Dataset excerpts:
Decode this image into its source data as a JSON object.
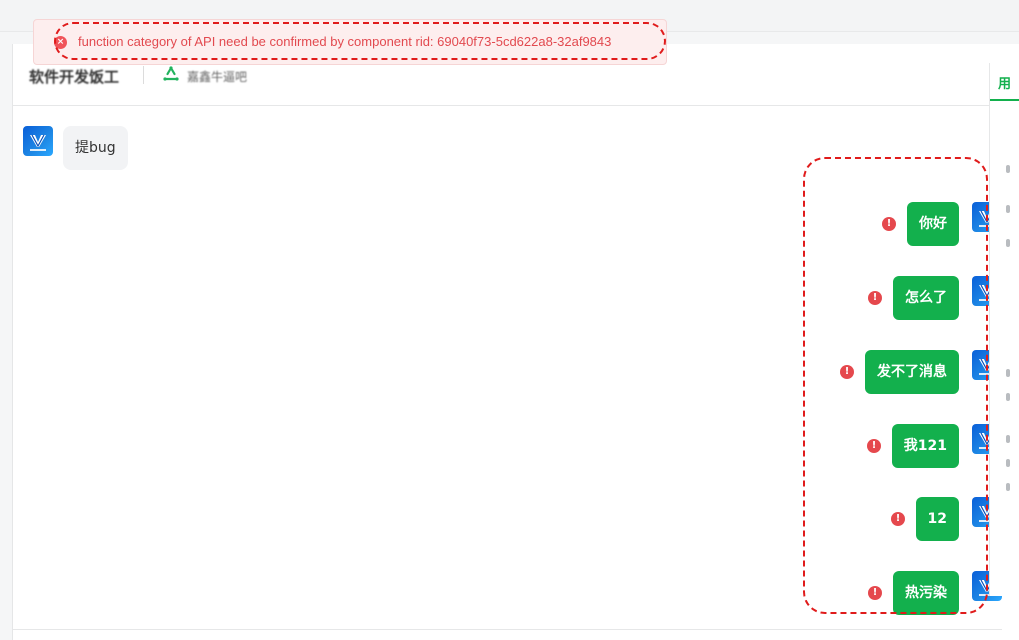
{
  "header": {
    "title": "软件开发饭工",
    "subtitle": "嘉鑫牛逼吧"
  },
  "toast": {
    "message": "function category of API need be confirmed by component rid: 69040f73-5cd622a8-32af9843"
  },
  "chat": {
    "incoming": [
      {
        "text": "提bug"
      }
    ],
    "outgoing": [
      {
        "text": "你好",
        "status": "error"
      },
      {
        "text": "怎么了",
        "status": "error"
      },
      {
        "text": "发不了消息",
        "status": "error"
      },
      {
        "text": "我121",
        "status": "error"
      },
      {
        "text": "12",
        "status": "error"
      },
      {
        "text": "热污染",
        "status": "error"
      }
    ]
  },
  "right_panel": {
    "tab_label": "用"
  },
  "icons": {
    "error": "exclamation-circle-icon",
    "toast_close": "close-circle-icon",
    "header_logo": "recycle-icon",
    "avatar": "app-logo-avatar"
  },
  "colors": {
    "accent": "#13b04d",
    "error": "#e5484d",
    "toast_text": "#e2494f",
    "toast_bg": "#fdeeee"
  }
}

Short problem:
Make an exact copy of the records above, with the pictures left out.

Solution for this exercise:
Decode this image into its source data as a JSON object.
{
  "header": {
    "title": "软件开发饭工",
    "subtitle": "嘉鑫牛逼吧"
  },
  "toast": {
    "message": "function category of API need be confirmed by component rid: 69040f73-5cd622a8-32af9843"
  },
  "chat": {
    "incoming": [
      {
        "text": "提bug"
      }
    ],
    "outgoing": [
      {
        "text": "你好",
        "status": "error"
      },
      {
        "text": "怎么了",
        "status": "error"
      },
      {
        "text": "发不了消息",
        "status": "error"
      },
      {
        "text": "我121",
        "status": "error"
      },
      {
        "text": "12",
        "status": "error"
      },
      {
        "text": "热污染",
        "status": "error"
      }
    ]
  },
  "right_panel": {
    "tab_label": "用"
  },
  "icons": {
    "error": "exclamation-circle-icon",
    "toast_close": "close-circle-icon",
    "header_logo": "recycle-icon",
    "avatar": "app-logo-avatar"
  },
  "colors": {
    "accent": "#13b04d",
    "error": "#e5484d",
    "toast_text": "#e2494f",
    "toast_bg": "#fdeeee"
  }
}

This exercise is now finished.